• Goal of the exercise
Which lines hold the word "username"? Copy each one.

Items listed in a dataset:
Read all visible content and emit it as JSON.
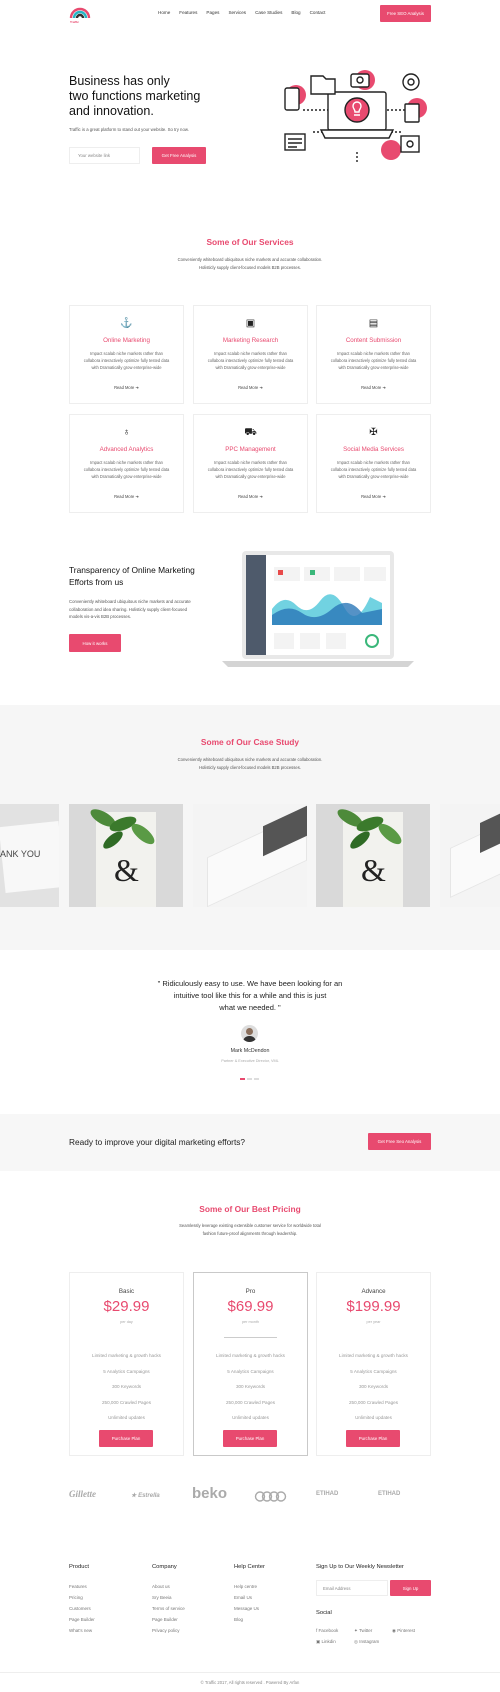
{
  "brand": {
    "name": "Traffic"
  },
  "nav": {
    "items": [
      "Home",
      "Features",
      "Pages",
      "Services",
      "Case Studies",
      "Blog",
      "Contact"
    ],
    "cta": "Free SEO Analysis"
  },
  "hero": {
    "title_line1": "Business has only",
    "title_line2": "two functions marketing",
    "title_line3": "and innovation.",
    "subtitle": "Traffic is a great platform to stand out your website. So try now.",
    "input_placeholder": "Your website link",
    "button": "Get Free Analysis"
  },
  "services": {
    "title": "Some of Our Services",
    "sub1": "Conveniently whiteboard ubiquitous niche markets and accurate collaboration.",
    "sub2": "Holisticly supply client-focused models B2B processes.",
    "card_text1": "Impact scalab niche markets rather than",
    "card_text2": "collabora interactively optimize fully tested data",
    "card_text3": "with Dramatically grow enterprise-wide",
    "read_more": "Read More",
    "items": [
      {
        "title": "Online Marketing",
        "icon": "anchor-icon",
        "glyph": "⚓"
      },
      {
        "title": "Marketing Research",
        "icon": "research-icon",
        "glyph": "▣"
      },
      {
        "title": "Content Submission",
        "icon": "id-card-icon",
        "glyph": "▤"
      },
      {
        "title": "Advanced Analytics",
        "icon": "medal-icon",
        "glyph": "♁"
      },
      {
        "title": "PPC Management",
        "icon": "truck-icon",
        "glyph": "⛟"
      },
      {
        "title": "Social Media Services",
        "icon": "handshake-icon",
        "glyph": "✠"
      }
    ]
  },
  "transparency": {
    "title_line1": "Transparency of Online Marketing",
    "title_line2": "Efforts from us",
    "text1": "Conveniently whiteboard ubiquitous niche markets and accurate",
    "text2": "collaboration and idea sharing. Holisticly supply client-focused",
    "text3": "models vis-a-vis B2B processes.",
    "button": "How it works"
  },
  "case_study": {
    "title": "Some of Our Case Study",
    "sub1": "Conveniently whiteboard ubiquitous niche markets and accurate collaboration.",
    "sub2": "Holisticly supply client-focused models B2B processes.",
    "thank_you": "ANK YOU"
  },
  "testimonial": {
    "quote_line1": "\" Ridiculously easy to use. We have been looking for an",
    "quote_line2": "intuitive tool like this for a while and this is just",
    "quote_line3": "what we needed. \"",
    "author": "Mark McDendon",
    "role": "Partner & Executive Director, VML"
  },
  "cta": {
    "text": "Ready to improve your digital marketing efforts?",
    "button": "Get Free Seo Analysis"
  },
  "pricing": {
    "title": "Some of Our Best Pricing",
    "sub1": "Seamlessly leverage existing extensible customer service for worldwide total",
    "sub2": "fashion future-proof alignments through leadership.",
    "plans": [
      {
        "name": "Basic",
        "price": "$29.99",
        "period": "per day"
      },
      {
        "name": "Pro",
        "price": "$69.99",
        "period": "per month"
      },
      {
        "name": "Advance",
        "price": "$199.99",
        "period": "per year"
      }
    ],
    "features": [
      "Limited marketing & growth hacks",
      "5 Analytics Campaigns",
      "300 Keywords",
      "250,000 Crawled Pages",
      "Unlimited updates"
    ],
    "button": "Purchase Plan"
  },
  "brands": [
    "Gillette",
    "Estrella",
    "beko",
    "Audi",
    "ETIHAD",
    "ETIHAD"
  ],
  "footer": {
    "product": {
      "title": "Product",
      "links": [
        "Features",
        "Pricing",
        "Customers",
        "Page Builder",
        "What's new"
      ]
    },
    "company": {
      "title": "Company",
      "links": [
        "About us",
        "Sry Beeia",
        "Terms of service",
        "Page Builder",
        "Privacy policy"
      ]
    },
    "help": {
      "title": "Help Center",
      "links": [
        "Help centre",
        "Email Us",
        "Message Us",
        "Blog"
      ]
    },
    "newsletter": {
      "title": "Sign Up to Our Weekly Newsletter",
      "placeholder": "Email Address",
      "button": "Sign Up"
    },
    "social": {
      "title": "Social",
      "links": [
        "Facebook",
        "Twitter",
        "Pinterest",
        "Linkdin",
        "Instagram"
      ]
    },
    "copyright": "© Traffic 2017, All rights reserved . Powered By Arfan"
  }
}
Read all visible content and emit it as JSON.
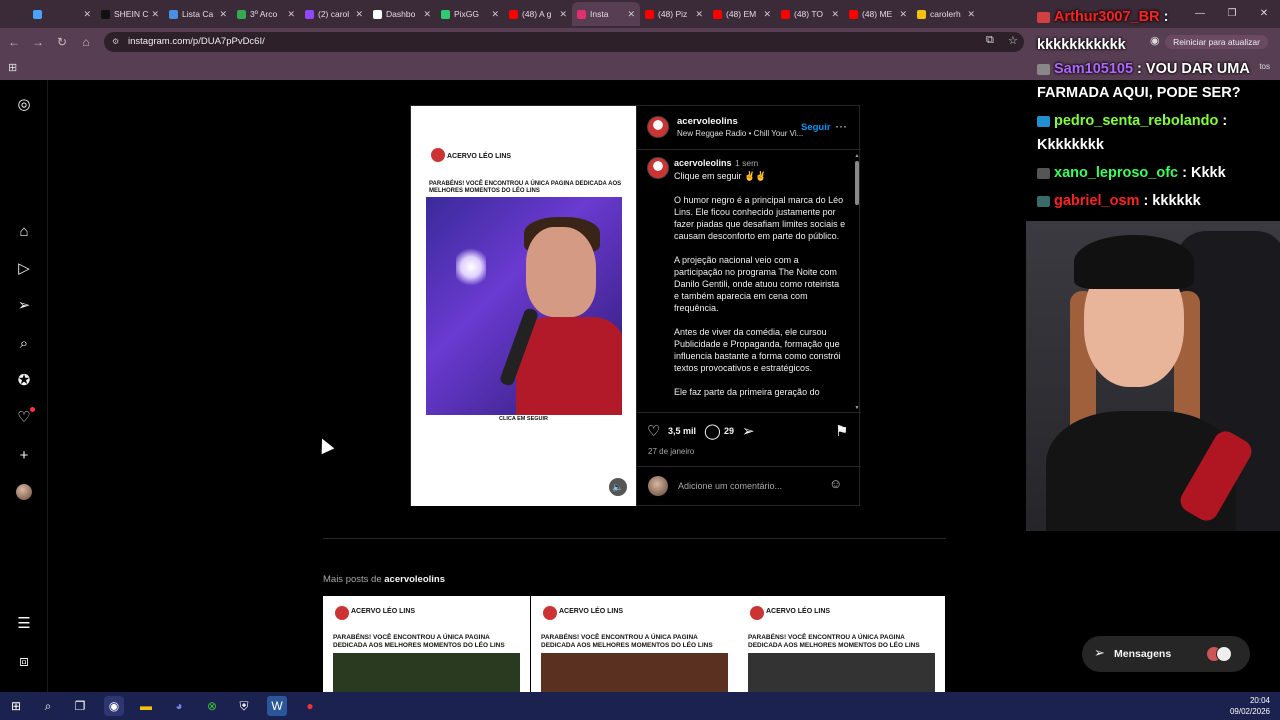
{
  "browser": {
    "tabs": [
      {
        "label": "",
        "color": "#4aa3ff",
        "active": false
      },
      {
        "label": "SHEIN C",
        "color": "#111111",
        "active": false
      },
      {
        "label": "Lista Ca",
        "color": "#4a90e2",
        "active": false
      },
      {
        "label": "3º Arco",
        "color": "#34a853",
        "active": false
      },
      {
        "label": "(2) carol",
        "color": "#9146ff",
        "active": false
      },
      {
        "label": "Dashbo",
        "color": "#ffffff",
        "active": false
      },
      {
        "label": "PixGG",
        "color": "#2ecc71",
        "active": false
      },
      {
        "label": "(48) A g",
        "color": "#ff0000",
        "active": false
      },
      {
        "label": "Insta",
        "color": "#e1306c",
        "active": true
      },
      {
        "label": "(48) Piz",
        "color": "#ff0000",
        "active": false
      },
      {
        "label": "(48) EM",
        "color": "#ff0000",
        "active": false
      },
      {
        "label": "(48) TO",
        "color": "#ff0000",
        "active": false
      },
      {
        "label": "(48) ME",
        "color": "#ff0000",
        "active": false
      },
      {
        "label": "carolerh",
        "color": "#f4c20d",
        "active": false
      }
    ],
    "url": "instagram.com/p/DUA7pPvDc6I/",
    "restart_label": "Reiniciar para atualizar",
    "bookmarks_right": "tos"
  },
  "post": {
    "media": {
      "brand": "ACERVO LÉO LINS",
      "headline": "PARABÉNS! VOCÊ ENCONTROU A ÚNICA PAGINA DEDICADA AOS MELHORES MOMENTOS DO LÉO LINS",
      "cta": "CLICA EM SEGUIR"
    },
    "username": "acervoleolins",
    "audio": "New Reggae Radio • Chill Your Vi...",
    "follow_label": "Seguir",
    "caption": {
      "username": "acervoleolins",
      "time": "1 sem",
      "paragraphs": [
        "Clique em seguir ✌✌",
        "O humor negro é a principal marca do Léo Lins. Ele ficou conhecido justamente por fazer piadas que desafiam limites sociais e causam desconforto em parte do público.",
        "A projeção nacional veio com a participação no programa The Noite com Danilo Gentili, onde atuou como roteirista e também aparecia em cena com frequência.",
        "Antes de viver da comédia, ele cursou Publicidade e Propaganda, formação que influencia bastante a forma como constrói textos provocativos e estratégicos.",
        "Ele faz parte da primeira geração do"
      ]
    },
    "likes": "3,5 mil",
    "comments": "29",
    "date": "27 de janeiro",
    "comment_placeholder": "Adicione um comentário..."
  },
  "more_posts": {
    "prefix": "Mais posts de",
    "user": "acervoleolins",
    "items": [
      {
        "brand": "ACERVO LÉO LINS",
        "headline": "PARABÉNS! VOCÊ ENCONTROU A ÚNICA PAGINA DEDICADA AOS MELHORES MOMENTOS DO LÉO LINS",
        "tone": "#2a3a20"
      },
      {
        "brand": "ACERVO LÉO LINS",
        "headline": "PARABÉNS! VOCÊ ENCONTROU A ÚNICA PAGINA DEDICADA AOS MELHORES MOMENTOS DO LÉO LINS",
        "tone": "#5a3020"
      },
      {
        "brand": "ACERVO LÉO LINS",
        "headline": "PARABÉNS! VOCÊ ENCONTROU A ÚNICA PAGINA DEDICADA AOS MELHORES MOMENTOS DO LÉO LINS",
        "tone": "#333333"
      }
    ]
  },
  "messages_label": "Mensagens",
  "chat": [
    {
      "user": "Arthur3007_BR",
      "user_color": "#ff2020",
      "text": ":"
    },
    {
      "user": "",
      "user_color": "#ffffff",
      "text": "kkkkkkkkkkk"
    },
    {
      "user": "Sam105105",
      "user_color": "#b066ff",
      "text": ": VOU DAR UMA FARMADA AQUI, PODE SER?"
    },
    {
      "user": "pedro_senta_rebolando",
      "user_color": "#7fff3a",
      "text": ": Kkkkkkkk"
    },
    {
      "user": "xano_leproso_ofc",
      "user_color": "#3aff5a",
      "text": ": Kkkk"
    },
    {
      "user": "gabriel_osm",
      "user_color": "#ff2020",
      "text": ": kkkkkk"
    }
  ],
  "clock": {
    "time": "20:04",
    "date": "09/02/2026"
  },
  "colors": {
    "ig_blue": "#0095f6",
    "browser_chrome": "#583e52",
    "taskbar": "#1c2250"
  }
}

• Full output
    "username": "acervoleolins",
      "username": "acervoleolins",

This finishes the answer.